*** Page excerpt ***
Scientist II - Biocompatibility

About The Position

Requirements

• Bachelor’s Degree in Life Science/Biomedical Engineering or related field with minimal 7 years of experience in a scientific role in the medical device or pharma industry or Master’s degree in Life Science/Biomedical Engineering or related field with at least 5 years of experience.
• Medical device, pharmaceutical or related experience or experience in a regulated environment with a proven record of success supporting patient safety studies for R&D projects is preferred.
• Experience and working knowledge of medical device and combination product regulations
• Strong knowledge of ISO-10993 Standards, FDA Guidance and Regulations, and Animal Welfare Regulations.
• Working knowledge of ISO-10993 Standards, FDA Guidance and Regulations, and Animal Welfare Regulations.
• Strong technical writing and verbal communication skills.
• Self-motivated; ability to execute with minimal supervision and direction.
• Can work independently or part of a team.
• Understands sense of urgency with relation to priority projects.
• Ability to communicate complex technical information in a clear and easy-to-understand way (both verbally and in writing).
• Familiarity with the product development process for medical devices or biologics
• Demonstrate critical thinking and problem-solving skills, including analysis and presentation of data.
• Knowledge of Good Documentation Practices, maintain accurate documentation & related record retention documentation.
• Knowledge of Good Laboratory Practices (21 CFR, Part 58) and ISO-10993 standards.
*** End of Page excerpt ***
> **Activity**:
Copy the job posting starting at "Scientist II - Biocompatibility" and ending at "verbal communication skills.", and swap every "Biomedical Engineering" for "Bioengineering". The lines are not needed for this.
*** Supplied information ***
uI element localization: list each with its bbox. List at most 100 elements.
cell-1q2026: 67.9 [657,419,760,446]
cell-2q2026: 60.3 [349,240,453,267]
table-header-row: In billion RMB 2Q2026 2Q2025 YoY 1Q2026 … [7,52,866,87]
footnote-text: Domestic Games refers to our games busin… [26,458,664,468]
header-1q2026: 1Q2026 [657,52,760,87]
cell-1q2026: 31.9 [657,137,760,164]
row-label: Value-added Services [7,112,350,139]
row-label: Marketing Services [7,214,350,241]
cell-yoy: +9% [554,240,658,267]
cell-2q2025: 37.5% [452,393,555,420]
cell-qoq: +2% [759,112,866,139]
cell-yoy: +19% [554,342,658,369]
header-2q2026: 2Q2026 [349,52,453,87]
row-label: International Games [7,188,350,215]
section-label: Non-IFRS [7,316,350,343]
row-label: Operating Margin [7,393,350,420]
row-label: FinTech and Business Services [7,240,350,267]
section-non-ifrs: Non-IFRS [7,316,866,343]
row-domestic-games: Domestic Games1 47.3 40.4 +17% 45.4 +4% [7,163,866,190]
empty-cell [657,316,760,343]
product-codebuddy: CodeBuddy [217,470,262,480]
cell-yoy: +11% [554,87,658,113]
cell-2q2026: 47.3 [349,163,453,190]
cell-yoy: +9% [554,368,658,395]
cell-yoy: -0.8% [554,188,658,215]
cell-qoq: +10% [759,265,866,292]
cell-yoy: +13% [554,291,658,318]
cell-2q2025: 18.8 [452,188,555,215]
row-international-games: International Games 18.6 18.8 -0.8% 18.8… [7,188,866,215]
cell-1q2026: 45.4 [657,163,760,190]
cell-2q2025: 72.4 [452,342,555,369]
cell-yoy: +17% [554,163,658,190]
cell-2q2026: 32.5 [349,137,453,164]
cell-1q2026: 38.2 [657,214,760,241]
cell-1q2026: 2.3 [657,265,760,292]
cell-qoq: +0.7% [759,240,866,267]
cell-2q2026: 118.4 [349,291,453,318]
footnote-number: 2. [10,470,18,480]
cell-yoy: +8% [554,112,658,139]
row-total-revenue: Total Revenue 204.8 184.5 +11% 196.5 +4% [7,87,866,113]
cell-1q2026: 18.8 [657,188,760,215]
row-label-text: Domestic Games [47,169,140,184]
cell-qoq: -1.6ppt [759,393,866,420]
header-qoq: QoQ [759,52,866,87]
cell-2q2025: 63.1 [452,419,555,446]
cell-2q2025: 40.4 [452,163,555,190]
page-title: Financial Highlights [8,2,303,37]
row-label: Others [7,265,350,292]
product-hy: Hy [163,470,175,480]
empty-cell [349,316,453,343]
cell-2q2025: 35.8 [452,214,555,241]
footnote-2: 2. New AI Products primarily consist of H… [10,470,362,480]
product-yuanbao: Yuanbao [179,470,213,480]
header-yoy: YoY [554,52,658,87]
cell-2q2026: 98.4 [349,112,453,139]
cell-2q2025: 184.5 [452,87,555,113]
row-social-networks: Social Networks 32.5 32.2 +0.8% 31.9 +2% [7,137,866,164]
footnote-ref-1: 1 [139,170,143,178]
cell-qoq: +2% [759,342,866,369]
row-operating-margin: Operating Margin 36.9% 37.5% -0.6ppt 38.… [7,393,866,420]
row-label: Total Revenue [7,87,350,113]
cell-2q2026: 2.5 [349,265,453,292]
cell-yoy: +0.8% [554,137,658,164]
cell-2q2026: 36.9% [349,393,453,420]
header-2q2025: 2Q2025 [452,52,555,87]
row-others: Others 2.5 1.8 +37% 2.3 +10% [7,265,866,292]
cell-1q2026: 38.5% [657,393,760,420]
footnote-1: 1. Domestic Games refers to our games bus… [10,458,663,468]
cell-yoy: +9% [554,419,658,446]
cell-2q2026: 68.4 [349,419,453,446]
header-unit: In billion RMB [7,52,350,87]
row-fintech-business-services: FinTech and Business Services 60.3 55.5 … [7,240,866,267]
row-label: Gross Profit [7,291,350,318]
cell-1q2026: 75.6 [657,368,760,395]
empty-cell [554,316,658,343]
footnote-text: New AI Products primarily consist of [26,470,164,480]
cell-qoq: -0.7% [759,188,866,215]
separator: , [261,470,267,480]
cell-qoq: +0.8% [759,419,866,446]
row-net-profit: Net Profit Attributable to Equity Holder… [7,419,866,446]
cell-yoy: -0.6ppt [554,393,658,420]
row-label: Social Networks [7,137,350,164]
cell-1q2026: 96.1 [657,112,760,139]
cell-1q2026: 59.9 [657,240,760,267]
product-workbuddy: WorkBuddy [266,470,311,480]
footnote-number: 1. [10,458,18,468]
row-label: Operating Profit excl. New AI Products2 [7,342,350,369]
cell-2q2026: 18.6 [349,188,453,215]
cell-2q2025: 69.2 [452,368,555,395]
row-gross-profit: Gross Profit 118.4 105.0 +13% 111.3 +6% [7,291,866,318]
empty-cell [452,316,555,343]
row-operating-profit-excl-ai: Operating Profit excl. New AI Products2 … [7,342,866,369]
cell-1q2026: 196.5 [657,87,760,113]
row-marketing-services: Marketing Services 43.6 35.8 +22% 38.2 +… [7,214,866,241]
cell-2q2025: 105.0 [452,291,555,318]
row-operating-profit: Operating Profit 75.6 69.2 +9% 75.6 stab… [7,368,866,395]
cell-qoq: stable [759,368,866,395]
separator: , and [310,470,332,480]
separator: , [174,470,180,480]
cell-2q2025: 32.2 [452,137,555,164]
*** End of Supplied information ***
> **Completed task**:
Scientist II - Biocompatibility

About The Position

Requirements

• Bachelor’s Degree in Life Science/Bioengineering or related field with minimal 7 years of experience in a scientific role in the medical device or pharma industry or Master’s degree in Life Science/Bioengineering or related field with at least 5 years of experience.
• Medical device, pharmaceutical or related experience or experience in a regulated environment with a proven record of success supporting patient safety studies for R&D projects is preferred.
• Experience and working knowledge of medical device and combination product regulations
• Strong knowledge of ISO-10993 Standards, FDA Guidance and Regulations, and Animal Welfare Regulations.
• Working knowledge of ISO-10993 Standards, FDA Guidance and Regulations, and Animal Welfare Regulations.
• Strong technical writing and verbal communication skills.